AIM OF THE TASK
Tally the lines that hold the string "Бутово", and reply with the count alone.

[Collection entries]
=-=-=

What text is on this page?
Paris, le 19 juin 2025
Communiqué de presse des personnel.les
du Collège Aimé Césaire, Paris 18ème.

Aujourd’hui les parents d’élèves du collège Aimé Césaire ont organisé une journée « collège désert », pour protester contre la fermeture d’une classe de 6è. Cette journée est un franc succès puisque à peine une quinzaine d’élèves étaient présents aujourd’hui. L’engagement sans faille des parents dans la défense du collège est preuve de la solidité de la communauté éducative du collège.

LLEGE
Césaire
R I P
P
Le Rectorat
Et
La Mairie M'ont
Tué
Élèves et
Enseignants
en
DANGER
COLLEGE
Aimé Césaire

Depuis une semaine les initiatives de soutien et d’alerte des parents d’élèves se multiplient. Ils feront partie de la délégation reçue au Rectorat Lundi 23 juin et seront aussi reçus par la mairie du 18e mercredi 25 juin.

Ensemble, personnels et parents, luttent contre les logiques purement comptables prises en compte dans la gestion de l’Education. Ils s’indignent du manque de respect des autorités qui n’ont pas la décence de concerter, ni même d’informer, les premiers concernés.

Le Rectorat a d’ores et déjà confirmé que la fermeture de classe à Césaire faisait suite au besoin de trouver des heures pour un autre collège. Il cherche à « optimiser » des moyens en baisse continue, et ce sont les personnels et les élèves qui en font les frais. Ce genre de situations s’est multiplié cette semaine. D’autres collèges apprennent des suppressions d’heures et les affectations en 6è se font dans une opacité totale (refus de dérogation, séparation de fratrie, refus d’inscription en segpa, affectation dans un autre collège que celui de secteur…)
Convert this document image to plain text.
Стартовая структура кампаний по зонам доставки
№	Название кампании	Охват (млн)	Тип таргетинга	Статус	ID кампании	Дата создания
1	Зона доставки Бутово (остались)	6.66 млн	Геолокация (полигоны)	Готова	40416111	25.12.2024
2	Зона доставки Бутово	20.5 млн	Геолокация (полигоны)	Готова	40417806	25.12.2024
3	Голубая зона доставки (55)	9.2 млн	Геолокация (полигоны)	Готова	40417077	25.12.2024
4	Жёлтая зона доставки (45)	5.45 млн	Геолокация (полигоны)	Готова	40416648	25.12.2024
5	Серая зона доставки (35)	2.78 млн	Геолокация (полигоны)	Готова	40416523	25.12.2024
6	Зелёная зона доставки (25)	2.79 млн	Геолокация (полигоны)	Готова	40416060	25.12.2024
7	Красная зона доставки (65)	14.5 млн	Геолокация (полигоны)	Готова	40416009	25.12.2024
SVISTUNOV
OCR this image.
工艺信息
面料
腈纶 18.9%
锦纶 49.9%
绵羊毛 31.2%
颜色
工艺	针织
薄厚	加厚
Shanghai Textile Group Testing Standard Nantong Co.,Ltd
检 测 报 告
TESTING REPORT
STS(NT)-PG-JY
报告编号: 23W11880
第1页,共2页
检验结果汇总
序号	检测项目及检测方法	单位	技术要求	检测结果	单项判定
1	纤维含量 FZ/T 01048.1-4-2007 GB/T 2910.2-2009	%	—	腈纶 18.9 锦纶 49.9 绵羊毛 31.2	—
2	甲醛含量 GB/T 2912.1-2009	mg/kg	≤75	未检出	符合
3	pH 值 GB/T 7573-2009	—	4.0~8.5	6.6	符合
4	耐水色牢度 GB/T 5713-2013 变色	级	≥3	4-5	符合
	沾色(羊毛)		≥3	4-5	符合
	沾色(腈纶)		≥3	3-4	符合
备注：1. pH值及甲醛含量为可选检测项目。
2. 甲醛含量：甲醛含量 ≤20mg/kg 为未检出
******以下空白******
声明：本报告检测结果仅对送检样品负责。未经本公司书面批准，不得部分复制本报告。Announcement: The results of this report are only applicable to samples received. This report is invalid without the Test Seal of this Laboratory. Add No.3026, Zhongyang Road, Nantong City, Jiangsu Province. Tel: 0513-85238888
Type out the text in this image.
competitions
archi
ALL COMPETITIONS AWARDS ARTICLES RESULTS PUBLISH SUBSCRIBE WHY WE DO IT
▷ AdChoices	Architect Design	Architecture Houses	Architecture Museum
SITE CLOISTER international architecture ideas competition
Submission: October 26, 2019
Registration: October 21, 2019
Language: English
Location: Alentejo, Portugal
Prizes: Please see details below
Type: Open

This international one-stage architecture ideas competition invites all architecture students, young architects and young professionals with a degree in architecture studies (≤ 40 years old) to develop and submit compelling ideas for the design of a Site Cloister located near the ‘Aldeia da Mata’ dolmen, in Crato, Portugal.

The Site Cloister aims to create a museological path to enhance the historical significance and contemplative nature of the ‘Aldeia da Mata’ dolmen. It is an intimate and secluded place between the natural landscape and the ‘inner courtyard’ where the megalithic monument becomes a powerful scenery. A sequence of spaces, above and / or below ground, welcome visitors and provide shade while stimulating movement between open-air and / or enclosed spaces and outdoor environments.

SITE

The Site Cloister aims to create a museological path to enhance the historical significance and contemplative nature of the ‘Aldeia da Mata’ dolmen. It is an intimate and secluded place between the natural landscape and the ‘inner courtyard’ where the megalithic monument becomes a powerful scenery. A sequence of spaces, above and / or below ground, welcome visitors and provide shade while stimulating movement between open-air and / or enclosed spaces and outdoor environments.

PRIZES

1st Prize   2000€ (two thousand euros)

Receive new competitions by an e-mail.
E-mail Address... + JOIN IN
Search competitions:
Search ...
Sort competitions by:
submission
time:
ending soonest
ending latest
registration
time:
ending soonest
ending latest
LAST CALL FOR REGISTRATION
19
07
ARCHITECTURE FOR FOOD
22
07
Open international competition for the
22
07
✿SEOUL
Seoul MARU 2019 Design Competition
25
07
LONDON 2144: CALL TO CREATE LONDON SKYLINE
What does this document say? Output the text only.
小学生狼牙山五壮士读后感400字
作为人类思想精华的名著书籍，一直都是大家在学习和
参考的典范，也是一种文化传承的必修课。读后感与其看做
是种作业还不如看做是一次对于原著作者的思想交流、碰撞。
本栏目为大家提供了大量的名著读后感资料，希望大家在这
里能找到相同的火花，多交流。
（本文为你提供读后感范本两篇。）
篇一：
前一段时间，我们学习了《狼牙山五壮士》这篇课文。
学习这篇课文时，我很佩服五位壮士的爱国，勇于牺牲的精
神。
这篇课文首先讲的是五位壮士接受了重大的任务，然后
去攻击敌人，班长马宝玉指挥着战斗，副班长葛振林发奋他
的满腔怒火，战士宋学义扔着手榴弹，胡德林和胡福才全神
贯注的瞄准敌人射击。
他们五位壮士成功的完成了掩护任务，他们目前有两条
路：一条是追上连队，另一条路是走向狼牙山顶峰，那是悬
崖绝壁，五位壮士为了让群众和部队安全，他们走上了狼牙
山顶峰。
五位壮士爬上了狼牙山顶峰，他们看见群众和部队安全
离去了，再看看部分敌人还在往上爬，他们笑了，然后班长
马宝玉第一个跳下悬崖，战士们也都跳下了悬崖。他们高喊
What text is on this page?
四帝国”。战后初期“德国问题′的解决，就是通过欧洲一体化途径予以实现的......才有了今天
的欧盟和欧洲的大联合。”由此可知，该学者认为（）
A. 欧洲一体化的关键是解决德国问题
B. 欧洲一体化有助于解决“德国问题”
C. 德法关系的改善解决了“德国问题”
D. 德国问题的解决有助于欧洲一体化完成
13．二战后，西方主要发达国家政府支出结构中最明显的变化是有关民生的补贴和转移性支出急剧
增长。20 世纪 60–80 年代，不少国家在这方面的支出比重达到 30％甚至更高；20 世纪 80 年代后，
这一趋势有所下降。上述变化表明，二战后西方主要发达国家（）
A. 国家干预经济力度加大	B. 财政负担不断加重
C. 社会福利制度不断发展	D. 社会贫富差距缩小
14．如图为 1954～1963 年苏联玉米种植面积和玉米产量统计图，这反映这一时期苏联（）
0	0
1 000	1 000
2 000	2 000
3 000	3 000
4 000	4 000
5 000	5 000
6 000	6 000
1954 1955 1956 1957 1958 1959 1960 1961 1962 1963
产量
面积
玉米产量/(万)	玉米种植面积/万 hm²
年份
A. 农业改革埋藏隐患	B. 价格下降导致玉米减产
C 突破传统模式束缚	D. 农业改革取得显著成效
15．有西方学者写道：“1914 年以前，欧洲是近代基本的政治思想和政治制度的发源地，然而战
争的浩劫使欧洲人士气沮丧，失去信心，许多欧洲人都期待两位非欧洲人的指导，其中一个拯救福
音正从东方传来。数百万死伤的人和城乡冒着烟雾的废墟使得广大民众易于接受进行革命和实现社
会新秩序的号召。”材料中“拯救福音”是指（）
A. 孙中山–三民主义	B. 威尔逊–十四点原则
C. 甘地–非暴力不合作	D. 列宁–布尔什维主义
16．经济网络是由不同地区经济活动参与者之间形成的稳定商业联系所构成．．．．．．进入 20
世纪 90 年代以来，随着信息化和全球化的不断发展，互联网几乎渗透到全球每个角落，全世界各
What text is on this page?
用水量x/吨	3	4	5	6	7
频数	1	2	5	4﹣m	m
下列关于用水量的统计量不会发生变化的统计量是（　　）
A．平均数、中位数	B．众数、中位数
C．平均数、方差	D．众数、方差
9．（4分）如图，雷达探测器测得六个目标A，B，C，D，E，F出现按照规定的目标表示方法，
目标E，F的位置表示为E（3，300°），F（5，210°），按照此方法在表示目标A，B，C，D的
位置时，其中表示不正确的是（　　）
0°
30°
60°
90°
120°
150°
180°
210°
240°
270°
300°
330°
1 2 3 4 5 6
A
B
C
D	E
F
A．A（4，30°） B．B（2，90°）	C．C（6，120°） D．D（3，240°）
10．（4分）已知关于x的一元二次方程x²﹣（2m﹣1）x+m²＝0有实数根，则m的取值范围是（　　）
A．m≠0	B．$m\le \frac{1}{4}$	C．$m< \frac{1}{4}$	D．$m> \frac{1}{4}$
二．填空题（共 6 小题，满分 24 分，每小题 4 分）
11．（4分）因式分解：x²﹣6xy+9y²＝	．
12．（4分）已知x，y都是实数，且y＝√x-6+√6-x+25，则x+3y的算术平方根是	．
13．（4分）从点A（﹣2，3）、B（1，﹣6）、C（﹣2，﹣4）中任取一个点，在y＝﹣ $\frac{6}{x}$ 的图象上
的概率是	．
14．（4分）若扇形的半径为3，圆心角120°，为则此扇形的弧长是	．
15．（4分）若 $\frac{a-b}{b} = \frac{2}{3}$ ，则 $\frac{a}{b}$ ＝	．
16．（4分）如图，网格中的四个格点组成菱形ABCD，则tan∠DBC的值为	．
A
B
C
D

=-=-=

EXERCISE SOLUTION
2